-- Given request --
Scan the data below and pick out the lines containing the word "Movimiento".

-- Listing --
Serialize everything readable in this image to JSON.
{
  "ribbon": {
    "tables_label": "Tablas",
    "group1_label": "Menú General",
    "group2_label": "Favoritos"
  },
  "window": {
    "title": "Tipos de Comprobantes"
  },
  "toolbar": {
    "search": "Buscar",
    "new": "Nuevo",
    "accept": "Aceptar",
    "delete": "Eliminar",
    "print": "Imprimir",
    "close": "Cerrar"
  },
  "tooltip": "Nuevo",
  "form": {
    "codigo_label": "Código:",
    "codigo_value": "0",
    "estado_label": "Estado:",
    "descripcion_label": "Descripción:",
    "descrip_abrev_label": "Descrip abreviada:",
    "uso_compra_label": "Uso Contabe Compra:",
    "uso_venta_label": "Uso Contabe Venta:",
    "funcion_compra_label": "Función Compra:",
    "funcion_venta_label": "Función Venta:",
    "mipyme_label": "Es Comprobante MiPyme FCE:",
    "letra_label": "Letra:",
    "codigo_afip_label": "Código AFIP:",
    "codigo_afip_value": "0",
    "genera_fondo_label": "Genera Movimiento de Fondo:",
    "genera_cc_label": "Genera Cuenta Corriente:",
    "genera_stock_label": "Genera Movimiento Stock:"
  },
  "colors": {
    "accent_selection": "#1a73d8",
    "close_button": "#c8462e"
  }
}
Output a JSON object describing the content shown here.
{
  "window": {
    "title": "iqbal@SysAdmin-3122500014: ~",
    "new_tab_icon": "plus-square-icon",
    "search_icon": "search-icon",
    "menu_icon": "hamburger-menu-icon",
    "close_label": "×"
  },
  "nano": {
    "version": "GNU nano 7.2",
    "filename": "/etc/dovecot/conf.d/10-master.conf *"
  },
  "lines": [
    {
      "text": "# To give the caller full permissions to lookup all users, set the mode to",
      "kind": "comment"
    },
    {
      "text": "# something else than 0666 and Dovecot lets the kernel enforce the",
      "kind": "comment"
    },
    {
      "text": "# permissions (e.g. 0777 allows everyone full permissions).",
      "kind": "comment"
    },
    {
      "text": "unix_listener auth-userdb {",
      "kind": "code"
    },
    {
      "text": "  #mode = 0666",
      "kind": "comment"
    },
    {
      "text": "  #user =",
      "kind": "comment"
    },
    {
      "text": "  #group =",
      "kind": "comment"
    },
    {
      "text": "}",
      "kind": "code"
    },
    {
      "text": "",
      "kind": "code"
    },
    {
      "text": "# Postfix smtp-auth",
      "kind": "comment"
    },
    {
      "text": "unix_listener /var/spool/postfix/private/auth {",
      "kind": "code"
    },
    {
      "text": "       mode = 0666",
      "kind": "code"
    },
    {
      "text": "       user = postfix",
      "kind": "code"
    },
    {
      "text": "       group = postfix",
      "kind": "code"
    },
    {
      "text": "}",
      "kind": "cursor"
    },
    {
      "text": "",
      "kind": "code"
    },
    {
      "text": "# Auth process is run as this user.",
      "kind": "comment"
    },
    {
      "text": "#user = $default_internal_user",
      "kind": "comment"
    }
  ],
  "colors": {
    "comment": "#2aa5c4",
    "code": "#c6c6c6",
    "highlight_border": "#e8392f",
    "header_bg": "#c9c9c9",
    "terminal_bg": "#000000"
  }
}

--

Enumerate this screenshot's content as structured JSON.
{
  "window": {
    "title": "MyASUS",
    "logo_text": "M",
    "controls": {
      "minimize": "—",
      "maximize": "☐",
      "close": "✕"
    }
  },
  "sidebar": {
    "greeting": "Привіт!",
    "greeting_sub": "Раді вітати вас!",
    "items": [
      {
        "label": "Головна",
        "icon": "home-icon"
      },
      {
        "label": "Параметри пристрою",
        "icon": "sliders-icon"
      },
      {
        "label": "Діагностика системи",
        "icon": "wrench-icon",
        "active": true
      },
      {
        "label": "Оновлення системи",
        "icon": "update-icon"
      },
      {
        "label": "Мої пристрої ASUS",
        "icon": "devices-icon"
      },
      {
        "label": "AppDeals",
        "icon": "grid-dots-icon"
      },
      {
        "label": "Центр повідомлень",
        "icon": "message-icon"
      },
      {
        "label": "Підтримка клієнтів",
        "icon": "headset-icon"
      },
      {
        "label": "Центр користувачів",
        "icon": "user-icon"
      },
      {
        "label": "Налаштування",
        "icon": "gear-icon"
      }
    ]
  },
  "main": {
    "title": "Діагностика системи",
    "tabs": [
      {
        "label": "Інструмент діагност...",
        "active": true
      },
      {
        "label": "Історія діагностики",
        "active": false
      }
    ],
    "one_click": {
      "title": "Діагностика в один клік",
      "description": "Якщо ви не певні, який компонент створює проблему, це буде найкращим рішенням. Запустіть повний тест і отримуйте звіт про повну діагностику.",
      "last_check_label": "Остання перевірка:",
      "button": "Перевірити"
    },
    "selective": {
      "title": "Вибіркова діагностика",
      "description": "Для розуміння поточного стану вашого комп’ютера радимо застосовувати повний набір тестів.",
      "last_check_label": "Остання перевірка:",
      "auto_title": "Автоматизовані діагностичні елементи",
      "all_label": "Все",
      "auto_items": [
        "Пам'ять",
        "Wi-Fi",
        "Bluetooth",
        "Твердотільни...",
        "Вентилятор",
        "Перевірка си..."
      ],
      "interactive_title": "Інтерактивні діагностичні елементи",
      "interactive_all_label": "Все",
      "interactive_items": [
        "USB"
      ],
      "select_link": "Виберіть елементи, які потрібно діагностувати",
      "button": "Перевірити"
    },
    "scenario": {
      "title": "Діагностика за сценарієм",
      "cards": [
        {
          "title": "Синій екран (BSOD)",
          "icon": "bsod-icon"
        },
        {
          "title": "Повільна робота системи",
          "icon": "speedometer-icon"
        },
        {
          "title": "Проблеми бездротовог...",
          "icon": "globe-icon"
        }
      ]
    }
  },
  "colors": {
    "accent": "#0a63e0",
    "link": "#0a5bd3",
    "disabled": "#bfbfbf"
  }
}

-- Response for this exercise --
    "genera_fondo_label": "Genera Movimiento de Fondo:",
    "genera_stock_label": "Genera Movimiento Stock:"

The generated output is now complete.